Write out all of the data without omission, exactly as shown.

(Stored data)
+ + + +
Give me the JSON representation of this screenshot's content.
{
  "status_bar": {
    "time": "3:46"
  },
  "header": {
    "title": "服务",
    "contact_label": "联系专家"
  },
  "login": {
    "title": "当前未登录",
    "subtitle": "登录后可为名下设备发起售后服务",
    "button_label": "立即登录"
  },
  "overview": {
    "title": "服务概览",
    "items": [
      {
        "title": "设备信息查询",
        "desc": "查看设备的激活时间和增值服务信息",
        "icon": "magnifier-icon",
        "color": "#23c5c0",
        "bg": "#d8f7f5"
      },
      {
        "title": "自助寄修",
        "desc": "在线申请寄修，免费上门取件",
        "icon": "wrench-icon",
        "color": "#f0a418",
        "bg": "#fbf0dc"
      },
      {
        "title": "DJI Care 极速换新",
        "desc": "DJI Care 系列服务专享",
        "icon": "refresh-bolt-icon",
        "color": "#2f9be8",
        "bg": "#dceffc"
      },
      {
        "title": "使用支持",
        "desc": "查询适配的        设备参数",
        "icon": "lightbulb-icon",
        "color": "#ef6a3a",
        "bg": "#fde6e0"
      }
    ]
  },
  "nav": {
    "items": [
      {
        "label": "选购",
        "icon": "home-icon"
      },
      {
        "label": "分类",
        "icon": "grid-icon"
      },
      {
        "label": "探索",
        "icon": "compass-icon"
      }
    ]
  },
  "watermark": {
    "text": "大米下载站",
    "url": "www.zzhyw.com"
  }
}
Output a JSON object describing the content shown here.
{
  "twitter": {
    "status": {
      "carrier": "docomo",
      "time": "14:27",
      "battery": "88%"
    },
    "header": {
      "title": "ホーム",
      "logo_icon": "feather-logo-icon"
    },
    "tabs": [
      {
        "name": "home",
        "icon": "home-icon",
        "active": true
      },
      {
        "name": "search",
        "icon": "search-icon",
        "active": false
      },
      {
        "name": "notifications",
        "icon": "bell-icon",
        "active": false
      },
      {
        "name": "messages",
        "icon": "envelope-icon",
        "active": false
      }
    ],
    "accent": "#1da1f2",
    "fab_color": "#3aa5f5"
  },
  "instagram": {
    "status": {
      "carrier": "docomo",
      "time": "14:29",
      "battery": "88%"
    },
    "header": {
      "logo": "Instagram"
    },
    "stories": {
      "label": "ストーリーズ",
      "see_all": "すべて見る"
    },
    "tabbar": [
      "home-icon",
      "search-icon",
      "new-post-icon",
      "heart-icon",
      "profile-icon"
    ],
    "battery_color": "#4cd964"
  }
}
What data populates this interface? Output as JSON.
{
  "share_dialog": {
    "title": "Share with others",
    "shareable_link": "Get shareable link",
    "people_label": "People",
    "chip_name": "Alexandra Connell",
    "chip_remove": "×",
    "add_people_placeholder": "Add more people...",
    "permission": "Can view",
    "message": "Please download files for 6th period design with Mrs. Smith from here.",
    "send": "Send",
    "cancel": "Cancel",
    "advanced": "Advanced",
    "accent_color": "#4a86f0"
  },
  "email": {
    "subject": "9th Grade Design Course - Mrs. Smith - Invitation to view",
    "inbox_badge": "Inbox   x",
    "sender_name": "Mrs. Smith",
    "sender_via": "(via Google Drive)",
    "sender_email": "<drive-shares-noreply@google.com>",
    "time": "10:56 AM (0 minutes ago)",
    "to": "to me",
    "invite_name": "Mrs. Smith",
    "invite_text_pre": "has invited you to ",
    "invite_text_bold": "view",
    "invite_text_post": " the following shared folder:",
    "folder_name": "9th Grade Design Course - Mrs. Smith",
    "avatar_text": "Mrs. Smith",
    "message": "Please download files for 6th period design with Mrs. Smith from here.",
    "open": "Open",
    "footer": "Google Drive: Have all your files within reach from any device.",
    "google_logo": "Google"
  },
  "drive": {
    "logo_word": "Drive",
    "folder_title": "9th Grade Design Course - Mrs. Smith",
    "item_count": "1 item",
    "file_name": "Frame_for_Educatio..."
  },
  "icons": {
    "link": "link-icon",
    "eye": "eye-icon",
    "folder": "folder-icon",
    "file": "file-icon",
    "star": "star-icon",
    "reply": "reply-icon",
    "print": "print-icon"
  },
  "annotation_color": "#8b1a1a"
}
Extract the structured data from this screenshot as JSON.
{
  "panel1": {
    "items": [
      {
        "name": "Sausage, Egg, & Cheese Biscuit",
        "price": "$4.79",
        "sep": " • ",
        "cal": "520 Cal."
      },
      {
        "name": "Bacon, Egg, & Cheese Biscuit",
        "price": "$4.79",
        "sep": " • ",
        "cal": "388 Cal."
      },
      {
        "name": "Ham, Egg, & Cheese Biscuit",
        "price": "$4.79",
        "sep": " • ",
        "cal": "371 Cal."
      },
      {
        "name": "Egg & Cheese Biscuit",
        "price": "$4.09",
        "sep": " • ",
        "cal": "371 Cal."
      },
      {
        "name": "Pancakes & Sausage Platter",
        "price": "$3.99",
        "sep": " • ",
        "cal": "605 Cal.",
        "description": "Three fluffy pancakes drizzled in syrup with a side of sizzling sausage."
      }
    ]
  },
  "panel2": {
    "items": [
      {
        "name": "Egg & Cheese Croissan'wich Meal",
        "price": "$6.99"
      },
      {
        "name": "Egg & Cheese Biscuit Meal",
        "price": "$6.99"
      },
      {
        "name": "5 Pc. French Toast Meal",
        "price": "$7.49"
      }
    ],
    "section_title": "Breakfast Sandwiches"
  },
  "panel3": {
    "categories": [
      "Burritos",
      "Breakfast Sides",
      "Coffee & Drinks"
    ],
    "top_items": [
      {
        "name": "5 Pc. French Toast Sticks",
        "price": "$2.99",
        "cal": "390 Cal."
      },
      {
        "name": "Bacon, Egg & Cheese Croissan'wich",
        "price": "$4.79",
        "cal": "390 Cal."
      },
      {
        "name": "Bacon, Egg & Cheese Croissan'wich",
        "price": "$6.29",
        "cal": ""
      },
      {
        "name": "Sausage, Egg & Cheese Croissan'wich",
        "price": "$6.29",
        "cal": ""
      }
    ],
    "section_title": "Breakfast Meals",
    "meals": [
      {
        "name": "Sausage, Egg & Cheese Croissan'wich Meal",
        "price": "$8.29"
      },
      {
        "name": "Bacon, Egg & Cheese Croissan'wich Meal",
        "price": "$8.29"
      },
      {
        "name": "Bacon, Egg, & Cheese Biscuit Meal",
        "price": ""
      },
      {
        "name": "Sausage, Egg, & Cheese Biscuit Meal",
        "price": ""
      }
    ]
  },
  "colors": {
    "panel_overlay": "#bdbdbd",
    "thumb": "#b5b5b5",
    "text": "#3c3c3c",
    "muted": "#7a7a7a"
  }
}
+ + + +
(COMPLETE ANSWER)
Give me the JSON representation of this screenshot's content.
{
  "status_bar": {
    "time": "3:46"
  },
  "header": {
    "title": "服务",
    "contact_label": "联系专家"
  },
  "login": {
    "title": "当前未登录",
    "subtitle": "登录后可为名下设备发起售后服务",
    "button_label": "立即登录"
  },
  "overview": {
    "title": "服务概览",
    "items": [
      {
        "title": "设备信息查询",
        "desc": "查看设备的激活时间和增值服务信息",
        "icon": "magnifier-icon",
        "color": "#23c5c0",
        "bg": "#d8f7f5"
      },
      {
        "title": "自助寄修",
        "desc": "在线申请寄修，免费上门取件",
        "icon": "wrench-icon",
        "color": "#f0a418",
        "bg": "#fbf0dc"
      },
      {
        "title": "DJI Care 极速换新",
        "desc": "DJI Care 系列服务专享",
        "icon": "refresh-bolt-icon",
        "color": "#2f9be8",
        "bg": "#dceffc"
      },
      {
        "title": "使用支持",
        "desc": "查询适配的        设备参数",
        "icon": "lightbulb-icon",
        "color": "#ef6a3a",
        "bg": "#fde6e0"
      }
    ]
  },
  "nav": {
    "items": [
      {
        "label": "选购",
        "icon": "home-icon"
      },
      {
        "label": "分类",
        "icon": "grid-icon"
      },
      {
        "label": "探索",
        "icon": "compass-icon"
      }
    ]
  },
  "watermark": {
    "text": "大米下载站",
    "url": "www.zzhyw.com"
  }
}
Output a JSON object describing the content shown here.
{
  "twitter": {
    "status": {
      "carrier": "docomo",
      "time": "14:27",
      "battery": "88%"
    },
    "header": {
      "title": "ホーム",
      "logo_icon": "feather-logo-icon"
    },
    "tabs": [
      {
        "name": "home",
        "icon": "home-icon",
        "active": true
      },
      {
        "name": "search",
        "icon": "search-icon",
        "active": false
      },
      {
        "name": "notifications",
        "icon": "bell-icon",
        "active": false
      },
      {
        "name": "messages",
        "icon": "envelope-icon",
        "active": false
      }
    ],
    "accent": "#1da1f2",
    "fab_color": "#3aa5f5"
  },
  "instagram": {
    "status": {
      "carrier": "docomo",
      "time": "14:29",
      "battery": "88%"
    },
    "header": {
      "logo": "Instagram"
    },
    "stories": {
      "label": "ストーリーズ",
      "see_all": "すべて見る"
    },
    "tabbar": [
      "home-icon",
      "search-icon",
      "new-post-icon",
      "heart-icon",
      "profile-icon"
    ],
    "battery_color": "#4cd964"
  }
}
What data populates this interface? Output as JSON.
{
  "share_dialog": {
    "title": "Share with others",
    "shareable_link": "Get shareable link",
    "people_label": "People",
    "chip_name": "Alexandra Connell",
    "chip_remove": "×",
    "add_people_placeholder": "Add more people...",
    "permission": "Can view",
    "message": "Please download files for 6th period design with Mrs. Smith from here.",
    "send": "Send",
    "cancel": "Cancel",
    "advanced": "Advanced",
    "accent_color": "#4a86f0"
  },
  "email": {
    "subject": "9th Grade Design Course - Mrs. Smith - Invitation to view",
    "inbox_badge": "Inbox   x",
    "sender_name": "Mrs. Smith",
    "sender_via": "(via Google Drive)",
    "sender_email": "<drive-shares-noreply@google.com>",
    "time": "10:56 AM (0 minutes ago)",
    "to": "to me",
    "invite_name": "Mrs. Smith",
    "invite_text_pre": "has invited you to ",
    "invite_text_bold": "view",
    "invite_text_post": " the following shared folder:",
    "folder_name": "9th Grade Design Course - Mrs. Smith",
    "avatar_text": "Mrs. Smith",
    "message": "Please download files for 6th period design with Mrs. Smith from here.",
    "open": "Open",
    "footer": "Google Drive: Have all your files within reach from any device.",
    "google_logo": "Google"
  },
  "drive": {
    "logo_word": "Drive",
    "folder_title": "9th Grade Design Course - Mrs. Smith",
    "item_count": "1 item",
    "file_name": "Frame_for_Educatio..."
  },
  "icons": {
    "link": "link-icon",
    "eye": "eye-icon",
    "folder": "folder-icon",
    "file": "file-icon",
    "star": "star-icon",
    "reply": "reply-icon",
    "print": "print-icon"
  },
  "annotation_color": "#8b1a1a"
}
Extract the structured data from this screenshot as JSON.
{
  "panel1": {
    "items": [
      {
        "name": "Sausage, Egg, & Cheese Biscuit",
        "price": "$4.79",
        "sep": " • ",
        "cal": "520 Cal."
      },
      {
        "name": "Bacon, Egg, & Cheese Biscuit",
        "price": "$4.79",
        "sep": " • ",
        "cal": "388 Cal."
      },
      {
        "name": "Ham, Egg, & Cheese Biscuit",
        "price": "$4.79",
        "sep": " • ",
        "cal": "371 Cal."
      },
      {
        "name": "Egg & Cheese Biscuit",
        "price": "$4.09",
        "sep": " • ",
        "cal": "371 Cal."
      },
      {
        "name": "Pancakes & Sausage Platter",
        "price": "$3.99",
        "sep": " • ",
        "cal": "605 Cal.",
        "description": "Three fluffy pancakes drizzled in syrup with a side of sizzling sausage."
      }
    ]
  },
  "panel2": {
    "items": [
      {
        "name": "Egg & Cheese Croissan'wich Meal",
        "price": "$6.99"
      },
      {
        "name": "Egg & Cheese Biscuit Meal",
        "price": "$6.99"
      },
      {
        "name": "5 Pc. French Toast Meal",
        "price": "$7.49"
      }
    ],
    "section_title": "Breakfast Sandwiches"
  },
  "panel3": {
    "categories": [
      "Burritos",
      "Breakfast Sides",
      "Coffee & Drinks"
    ],
    "top_items": [
      {
        "name": "5 Pc. French Toast Sticks",
        "price": "$2.99",
        "cal": "390 Cal."
      },
      {
        "name": "Bacon, Egg & Cheese Croissan'wich",
        "price": "$4.79",
        "cal": "390 Cal."
      },
      {
        "name": "Bacon, Egg & Cheese Croissan'wich",
        "price": "$6.29",
        "cal": ""
      },
      {
        "name": "Sausage, Egg & Cheese Croissan'wich",
        "price": "$6.29",
        "cal": ""
      }
    ],
    "section_title": "Breakfast Meals",
    "meals": [
      {
        "name": "Sausage, Egg & Cheese Croissan'wich Meal",
        "price": "$8.29"
      },
      {
        "name": "Bacon, Egg & Cheese Croissan'wich Meal",
        "price": "$8.29"
      },
      {
        "name": "Bacon, Egg, & Cheese Biscuit Meal",
        "price": ""
      },
      {
        "name": "Sausage, Egg, & Cheese Biscuit Meal",
        "price": ""
      }
    ]
  },
  "colors": {
    "panel_overlay": "#bdbdbd",
    "thumb": "#b5b5b5",
    "text": "#3c3c3c",
    "muted": "#7a7a7a"
  }
}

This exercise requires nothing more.